>> start

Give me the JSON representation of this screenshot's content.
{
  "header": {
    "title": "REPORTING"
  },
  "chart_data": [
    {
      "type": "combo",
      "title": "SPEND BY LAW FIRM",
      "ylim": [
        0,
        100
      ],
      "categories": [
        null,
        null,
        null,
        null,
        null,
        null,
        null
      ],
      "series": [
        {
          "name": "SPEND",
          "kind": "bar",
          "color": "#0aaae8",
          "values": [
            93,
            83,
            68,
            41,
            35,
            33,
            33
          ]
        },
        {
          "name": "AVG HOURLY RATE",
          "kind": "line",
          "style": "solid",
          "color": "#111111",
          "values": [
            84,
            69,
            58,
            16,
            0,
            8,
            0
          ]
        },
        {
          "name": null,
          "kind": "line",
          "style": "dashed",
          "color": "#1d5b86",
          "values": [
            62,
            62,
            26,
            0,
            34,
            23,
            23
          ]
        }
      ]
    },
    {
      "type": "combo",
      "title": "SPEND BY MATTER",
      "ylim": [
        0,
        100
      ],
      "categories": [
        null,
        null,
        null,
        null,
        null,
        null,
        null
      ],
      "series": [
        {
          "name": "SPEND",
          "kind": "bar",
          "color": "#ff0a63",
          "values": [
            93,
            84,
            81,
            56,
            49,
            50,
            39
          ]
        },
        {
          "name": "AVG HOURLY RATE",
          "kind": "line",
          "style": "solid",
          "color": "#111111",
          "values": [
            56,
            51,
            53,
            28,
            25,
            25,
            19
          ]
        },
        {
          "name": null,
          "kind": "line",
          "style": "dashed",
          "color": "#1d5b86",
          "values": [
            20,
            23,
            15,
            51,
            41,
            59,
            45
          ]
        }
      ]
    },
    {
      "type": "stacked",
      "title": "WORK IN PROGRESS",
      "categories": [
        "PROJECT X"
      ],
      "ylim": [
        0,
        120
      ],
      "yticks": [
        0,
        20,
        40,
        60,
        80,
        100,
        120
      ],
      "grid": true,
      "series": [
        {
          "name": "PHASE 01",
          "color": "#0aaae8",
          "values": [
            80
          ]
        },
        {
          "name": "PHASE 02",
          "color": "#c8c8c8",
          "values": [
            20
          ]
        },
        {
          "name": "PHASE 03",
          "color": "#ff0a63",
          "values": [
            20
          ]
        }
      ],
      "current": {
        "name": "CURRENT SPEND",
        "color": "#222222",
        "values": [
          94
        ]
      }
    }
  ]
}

>> end

**PROBLEM REQUIREMENTS:**
Write the material out again word for word.

**OUTPUT:**
Give me the JSON representation of this screenshot's content.
{
  "header": {
    "title": "REPORTING"
  },
  "chart_data": [
    {
      "type": "combo",
      "title": "SPEND BY LAW FIRM",
      "ylim": [
        0,
        100
      ],
      "categories": [
        null,
        null,
        null,
        null,
        null,
        null,
        null
      ],
      "series": [
        {
          "name": "SPEND",
          "kind": "bar",
          "color": "#0aaae8",
          "values": [
            93,
            83,
            68,
            41,
            35,
            33,
            33
          ]
        },
        {
          "name": "AVG HOURLY RATE",
          "kind": "line",
          "style": "solid",
          "color": "#111111",
          "values": [
            84,
            69,
            58,
            16,
            0,
            8,
            0
          ]
        },
        {
          "name": null,
          "kind": "line",
          "style": "dashed",
          "color": "#1d5b86",
          "values": [
            62,
            62,
            26,
            0,
            34,
            23,
            23
          ]
        }
      ]
    },
    {
      "type": "combo",
      "title": "SPEND BY MATTER",
      "ylim": [
        0,
        100
      ],
      "categories": [
        null,
        null,
        null,
        null,
        null,
        null,
        null
      ],
      "series": [
        {
          "name": "SPEND",
          "kind": "bar",
          "color": "#ff0a63",
          "values": [
            93,
            84,
            81,
            56,
            49,
            50,
            39
          ]
        },
        {
          "name": "AVG HOURLY RATE",
          "kind": "line",
          "style": "solid",
          "color": "#111111",
          "values": [
            56,
            51,
            53,
            28,
            25,
            25,
            19
          ]
        },
        {
          "name": null,
          "kind": "line",
          "style": "dashed",
          "color": "#1d5b86",
          "values": [
            20,
            23,
            15,
            51,
            41,
            59,
            45
          ]
        }
      ]
    },
    {
      "type": "stacked",
      "title": "WORK IN PROGRESS",
      "categories": [
        "PROJECT X"
      ],
      "ylim": [
        0,
        120
      ],
      "yticks": [
        0,
        20,
        40,
        60,
        80,
        100,
        120
      ],
      "grid": true,
      "series": [
        {
          "name": "PHASE 01",
          "color": "#0aaae8",
          "values": [
            80
          ]
        },
        {
          "name": "PHASE 02",
          "color": "#c8c8c8",
          "values": [
            20
          ]
        },
        {
          "name": "PHASE 03",
          "color": "#ff0a63",
          "values": [
            20
          ]
        }
      ],
      "current": {
        "name": "CURRENT SPEND",
        "color": "#222222",
        "values": [
          94
        ]
      }
    }
  ]
}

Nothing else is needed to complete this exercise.